What this task involves.
Count how many lines of the data include "arrow". The answer is that number and nothing else.

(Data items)

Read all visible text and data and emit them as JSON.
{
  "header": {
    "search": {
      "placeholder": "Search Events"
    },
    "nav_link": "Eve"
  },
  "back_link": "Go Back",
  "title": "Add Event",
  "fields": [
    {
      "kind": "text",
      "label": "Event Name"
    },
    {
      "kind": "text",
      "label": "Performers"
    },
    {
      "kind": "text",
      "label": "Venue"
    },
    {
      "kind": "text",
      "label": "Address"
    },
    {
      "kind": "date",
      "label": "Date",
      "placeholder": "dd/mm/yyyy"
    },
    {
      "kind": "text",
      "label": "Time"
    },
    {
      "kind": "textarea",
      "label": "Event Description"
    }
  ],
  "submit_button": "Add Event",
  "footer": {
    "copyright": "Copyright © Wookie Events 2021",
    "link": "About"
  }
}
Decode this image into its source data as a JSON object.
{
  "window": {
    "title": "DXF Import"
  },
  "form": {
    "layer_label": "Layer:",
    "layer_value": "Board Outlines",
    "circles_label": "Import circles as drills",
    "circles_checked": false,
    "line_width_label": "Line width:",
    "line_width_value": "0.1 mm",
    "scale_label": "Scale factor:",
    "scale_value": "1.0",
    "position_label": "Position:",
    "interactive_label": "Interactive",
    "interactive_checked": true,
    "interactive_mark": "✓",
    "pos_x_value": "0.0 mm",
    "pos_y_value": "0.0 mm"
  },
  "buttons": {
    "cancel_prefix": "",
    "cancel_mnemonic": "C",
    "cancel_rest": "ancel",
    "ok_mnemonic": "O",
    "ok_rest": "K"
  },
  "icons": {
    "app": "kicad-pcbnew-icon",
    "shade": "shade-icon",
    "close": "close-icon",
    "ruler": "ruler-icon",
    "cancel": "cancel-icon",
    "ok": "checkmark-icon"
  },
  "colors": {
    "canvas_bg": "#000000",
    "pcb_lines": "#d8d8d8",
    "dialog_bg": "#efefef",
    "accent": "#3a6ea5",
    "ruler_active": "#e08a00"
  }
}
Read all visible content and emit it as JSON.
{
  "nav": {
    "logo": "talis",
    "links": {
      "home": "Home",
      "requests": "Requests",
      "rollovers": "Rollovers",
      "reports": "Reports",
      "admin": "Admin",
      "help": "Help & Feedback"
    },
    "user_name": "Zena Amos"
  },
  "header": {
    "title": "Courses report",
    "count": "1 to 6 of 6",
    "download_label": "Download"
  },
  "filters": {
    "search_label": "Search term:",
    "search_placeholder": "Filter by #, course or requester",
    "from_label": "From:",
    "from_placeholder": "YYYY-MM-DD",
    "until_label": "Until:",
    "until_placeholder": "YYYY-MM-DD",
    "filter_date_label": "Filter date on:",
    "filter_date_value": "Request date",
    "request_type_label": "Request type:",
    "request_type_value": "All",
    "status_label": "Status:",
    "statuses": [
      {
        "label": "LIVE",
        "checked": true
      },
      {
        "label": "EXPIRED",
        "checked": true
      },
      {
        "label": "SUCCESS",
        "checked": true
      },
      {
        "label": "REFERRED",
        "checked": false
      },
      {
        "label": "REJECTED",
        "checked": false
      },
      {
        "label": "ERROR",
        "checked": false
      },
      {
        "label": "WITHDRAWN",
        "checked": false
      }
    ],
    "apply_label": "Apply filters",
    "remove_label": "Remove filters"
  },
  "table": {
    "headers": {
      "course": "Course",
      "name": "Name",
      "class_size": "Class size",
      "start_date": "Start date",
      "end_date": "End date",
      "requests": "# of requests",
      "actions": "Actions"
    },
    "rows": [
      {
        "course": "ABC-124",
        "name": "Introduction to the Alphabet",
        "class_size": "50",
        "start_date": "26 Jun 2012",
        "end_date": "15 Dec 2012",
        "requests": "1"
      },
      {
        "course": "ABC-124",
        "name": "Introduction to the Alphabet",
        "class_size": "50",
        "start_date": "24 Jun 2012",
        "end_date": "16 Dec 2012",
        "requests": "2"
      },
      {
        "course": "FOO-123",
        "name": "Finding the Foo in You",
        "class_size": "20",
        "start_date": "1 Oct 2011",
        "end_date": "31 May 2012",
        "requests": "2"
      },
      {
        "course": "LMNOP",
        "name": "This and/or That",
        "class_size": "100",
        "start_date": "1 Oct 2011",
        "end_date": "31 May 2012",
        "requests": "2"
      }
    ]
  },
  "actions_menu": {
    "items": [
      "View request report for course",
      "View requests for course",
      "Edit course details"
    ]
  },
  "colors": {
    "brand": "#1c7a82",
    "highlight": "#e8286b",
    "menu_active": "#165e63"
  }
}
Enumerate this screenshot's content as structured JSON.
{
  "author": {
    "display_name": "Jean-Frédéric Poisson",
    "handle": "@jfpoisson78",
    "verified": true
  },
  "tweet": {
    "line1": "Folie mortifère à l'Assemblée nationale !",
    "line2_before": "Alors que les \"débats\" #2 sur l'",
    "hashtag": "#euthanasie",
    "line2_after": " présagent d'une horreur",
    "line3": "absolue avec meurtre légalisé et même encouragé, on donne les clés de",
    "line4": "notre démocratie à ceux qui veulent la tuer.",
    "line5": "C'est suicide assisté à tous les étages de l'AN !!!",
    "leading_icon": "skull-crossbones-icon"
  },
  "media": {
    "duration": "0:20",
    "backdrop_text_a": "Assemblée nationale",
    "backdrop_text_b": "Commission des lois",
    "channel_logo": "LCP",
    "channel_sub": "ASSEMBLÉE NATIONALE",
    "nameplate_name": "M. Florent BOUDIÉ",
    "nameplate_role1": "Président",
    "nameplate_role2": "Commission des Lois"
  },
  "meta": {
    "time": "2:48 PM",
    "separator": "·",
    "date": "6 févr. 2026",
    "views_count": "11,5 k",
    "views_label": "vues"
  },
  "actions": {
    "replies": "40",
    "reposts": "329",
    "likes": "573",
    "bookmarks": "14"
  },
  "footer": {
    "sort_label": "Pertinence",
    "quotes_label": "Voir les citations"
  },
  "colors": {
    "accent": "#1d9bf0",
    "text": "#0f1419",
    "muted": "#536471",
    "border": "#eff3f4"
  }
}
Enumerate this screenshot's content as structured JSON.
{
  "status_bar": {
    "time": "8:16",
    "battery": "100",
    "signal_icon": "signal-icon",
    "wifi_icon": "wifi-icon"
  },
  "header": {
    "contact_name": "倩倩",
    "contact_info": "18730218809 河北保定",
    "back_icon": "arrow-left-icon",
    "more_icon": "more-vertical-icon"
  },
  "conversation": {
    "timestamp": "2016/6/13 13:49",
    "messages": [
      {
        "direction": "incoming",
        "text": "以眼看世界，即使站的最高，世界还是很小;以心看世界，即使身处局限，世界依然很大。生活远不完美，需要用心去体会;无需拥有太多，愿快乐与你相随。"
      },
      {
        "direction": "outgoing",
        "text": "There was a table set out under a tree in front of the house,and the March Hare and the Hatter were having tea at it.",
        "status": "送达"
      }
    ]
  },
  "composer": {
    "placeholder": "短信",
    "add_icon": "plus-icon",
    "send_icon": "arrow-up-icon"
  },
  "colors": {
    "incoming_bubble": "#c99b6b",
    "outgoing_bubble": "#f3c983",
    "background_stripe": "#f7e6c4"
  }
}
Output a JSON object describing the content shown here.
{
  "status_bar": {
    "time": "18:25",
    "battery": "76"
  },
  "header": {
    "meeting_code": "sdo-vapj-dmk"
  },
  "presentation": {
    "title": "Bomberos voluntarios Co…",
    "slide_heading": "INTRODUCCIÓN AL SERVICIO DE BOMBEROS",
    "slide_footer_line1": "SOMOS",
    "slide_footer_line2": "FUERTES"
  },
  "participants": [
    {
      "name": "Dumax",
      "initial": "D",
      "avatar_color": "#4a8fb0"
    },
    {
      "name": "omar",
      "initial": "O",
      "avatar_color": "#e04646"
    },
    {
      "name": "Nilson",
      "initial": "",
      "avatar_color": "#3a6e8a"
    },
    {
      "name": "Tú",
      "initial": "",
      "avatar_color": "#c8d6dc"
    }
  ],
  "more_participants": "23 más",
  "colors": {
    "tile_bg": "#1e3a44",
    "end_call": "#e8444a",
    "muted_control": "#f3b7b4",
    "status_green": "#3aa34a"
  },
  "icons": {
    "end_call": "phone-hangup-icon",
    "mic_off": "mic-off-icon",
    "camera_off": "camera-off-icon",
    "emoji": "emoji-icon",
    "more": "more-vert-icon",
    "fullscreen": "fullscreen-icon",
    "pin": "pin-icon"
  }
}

Solution.
2